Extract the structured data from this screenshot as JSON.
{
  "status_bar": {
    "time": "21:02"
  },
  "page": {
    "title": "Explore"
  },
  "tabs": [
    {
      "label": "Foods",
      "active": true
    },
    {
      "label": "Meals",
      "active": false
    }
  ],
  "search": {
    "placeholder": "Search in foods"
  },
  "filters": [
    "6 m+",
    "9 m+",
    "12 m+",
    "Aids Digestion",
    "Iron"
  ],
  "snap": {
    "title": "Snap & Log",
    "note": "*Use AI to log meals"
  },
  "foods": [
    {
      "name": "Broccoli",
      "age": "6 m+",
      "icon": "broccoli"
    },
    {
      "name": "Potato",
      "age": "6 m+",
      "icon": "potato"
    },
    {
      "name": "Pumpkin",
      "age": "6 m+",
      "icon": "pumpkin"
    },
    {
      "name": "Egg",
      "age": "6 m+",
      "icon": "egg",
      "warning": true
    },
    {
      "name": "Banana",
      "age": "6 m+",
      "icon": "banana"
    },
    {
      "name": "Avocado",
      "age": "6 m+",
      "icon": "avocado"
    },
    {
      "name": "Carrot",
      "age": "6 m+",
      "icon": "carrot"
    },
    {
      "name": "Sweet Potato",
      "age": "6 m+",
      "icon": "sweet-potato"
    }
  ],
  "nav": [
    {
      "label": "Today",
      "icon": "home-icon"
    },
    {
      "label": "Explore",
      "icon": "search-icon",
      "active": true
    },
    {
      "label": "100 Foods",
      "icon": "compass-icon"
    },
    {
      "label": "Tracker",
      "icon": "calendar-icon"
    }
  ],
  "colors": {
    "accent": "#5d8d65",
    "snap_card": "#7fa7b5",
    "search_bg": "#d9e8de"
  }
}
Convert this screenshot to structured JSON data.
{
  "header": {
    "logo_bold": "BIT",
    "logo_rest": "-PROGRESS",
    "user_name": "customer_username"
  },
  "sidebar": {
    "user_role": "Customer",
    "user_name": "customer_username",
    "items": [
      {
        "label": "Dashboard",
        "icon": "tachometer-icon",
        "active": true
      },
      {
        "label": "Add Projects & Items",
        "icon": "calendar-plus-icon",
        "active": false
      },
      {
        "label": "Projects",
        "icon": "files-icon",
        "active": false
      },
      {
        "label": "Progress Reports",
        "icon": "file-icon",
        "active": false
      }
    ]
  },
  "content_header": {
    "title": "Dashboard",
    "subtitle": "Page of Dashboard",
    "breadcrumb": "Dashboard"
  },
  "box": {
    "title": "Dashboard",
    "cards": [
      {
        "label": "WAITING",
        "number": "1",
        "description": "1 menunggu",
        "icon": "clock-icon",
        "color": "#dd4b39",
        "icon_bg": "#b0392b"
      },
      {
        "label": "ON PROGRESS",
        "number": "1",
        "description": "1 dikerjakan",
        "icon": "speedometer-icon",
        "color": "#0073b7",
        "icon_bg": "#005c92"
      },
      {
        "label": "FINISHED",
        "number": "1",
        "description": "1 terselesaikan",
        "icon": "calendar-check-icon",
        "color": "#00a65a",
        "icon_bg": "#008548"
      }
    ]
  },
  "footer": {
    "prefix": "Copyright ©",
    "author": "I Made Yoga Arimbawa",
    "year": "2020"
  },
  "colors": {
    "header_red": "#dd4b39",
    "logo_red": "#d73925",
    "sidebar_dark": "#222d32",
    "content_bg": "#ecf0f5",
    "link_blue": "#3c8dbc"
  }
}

====

> **REQUIRED TASK**:
Make an exact copy of the records.

> **ANSWER BELOW**:
Extract the structured data from this screenshot as JSON.
{
  "status_bar": {
    "time": "21:02"
  },
  "page": {
    "title": "Explore"
  },
  "tabs": [
    {
      "label": "Foods",
      "active": true
    },
    {
      "label": "Meals",
      "active": false
    }
  ],
  "search": {
    "placeholder": "Search in foods"
  },
  "filters": [
    "6 m+",
    "9 m+",
    "12 m+",
    "Aids Digestion",
    "Iron"
  ],
  "snap": {
    "title": "Snap & Log",
    "note": "*Use AI to log meals"
  },
  "foods": [
    {
      "name": "Broccoli",
      "age": "6 m+",
      "icon": "broccoli"
    },
    {
      "name": "Potato",
      "age": "6 m+",
      "icon": "potato"
    },
    {
      "name": "Pumpkin",
      "age": "6 m+",
      "icon": "pumpkin"
    },
    {
      "name": "Egg",
      "age": "6 m+",
      "icon": "egg",
      "warning": true
    },
    {
      "name": "Banana",
      "age": "6 m+",
      "icon": "banana"
    },
    {
      "name": "Avocado",
      "age": "6 m+",
      "icon": "avocado"
    },
    {
      "name": "Carrot",
      "age": "6 m+",
      "icon": "carrot"
    },
    {
      "name": "Sweet Potato",
      "age": "6 m+",
      "icon": "sweet-potato"
    }
  ],
  "nav": [
    {
      "label": "Today",
      "icon": "home-icon"
    },
    {
      "label": "Explore",
      "icon": "search-icon",
      "active": true
    },
    {
      "label": "100 Foods",
      "icon": "compass-icon"
    },
    {
      "label": "Tracker",
      "icon": "calendar-icon"
    }
  ],
  "colors": {
    "accent": "#5d8d65",
    "snap_card": "#7fa7b5",
    "search_bg": "#d9e8de"
  }
}
Convert this screenshot to structured JSON data.
{
  "header": {
    "logo_bold": "BIT",
    "logo_rest": "-PROGRESS",
    "user_name": "customer_username"
  },
  "sidebar": {
    "user_role": "Customer",
    "user_name": "customer_username",
    "items": [
      {
        "label": "Dashboard",
        "icon": "tachometer-icon",
        "active": true
      },
      {
        "label": "Add Projects & Items",
        "icon": "calendar-plus-icon",
        "active": false
      },
      {
        "label": "Projects",
        "icon": "files-icon",
        "active": false
      },
      {
        "label": "Progress Reports",
        "icon": "file-icon",
        "active": false
      }
    ]
  },
  "content_header": {
    "title": "Dashboard",
    "subtitle": "Page of Dashboard",
    "breadcrumb": "Dashboard"
  },
  "box": {
    "title": "Dashboard",
    "cards": [
      {
        "label": "WAITING",
        "number": "1",
        "description": "1 menunggu",
        "icon": "clock-icon",
        "color": "#dd4b39",
        "icon_bg": "#b0392b"
      },
      {
        "label": "ON PROGRESS",
        "number": "1",
        "description": "1 dikerjakan",
        "icon": "speedometer-icon",
        "color": "#0073b7",
        "icon_bg": "#005c92"
      },
      {
        "label": "FINISHED",
        "number": "1",
        "description": "1 terselesaikan",
        "icon": "calendar-check-icon",
        "color": "#00a65a",
        "icon_bg": "#008548"
      }
    ]
  },
  "footer": {
    "prefix": "Copyright ©",
    "author": "I Made Yoga Arimbawa",
    "year": "2020"
  },
  "colors": {
    "header_red": "#dd4b39",
    "logo_red": "#d73925",
    "sidebar_dark": "#222d32",
    "content_bg": "#ecf0f5",
    "link_blue": "#3c8dbc"
  }
}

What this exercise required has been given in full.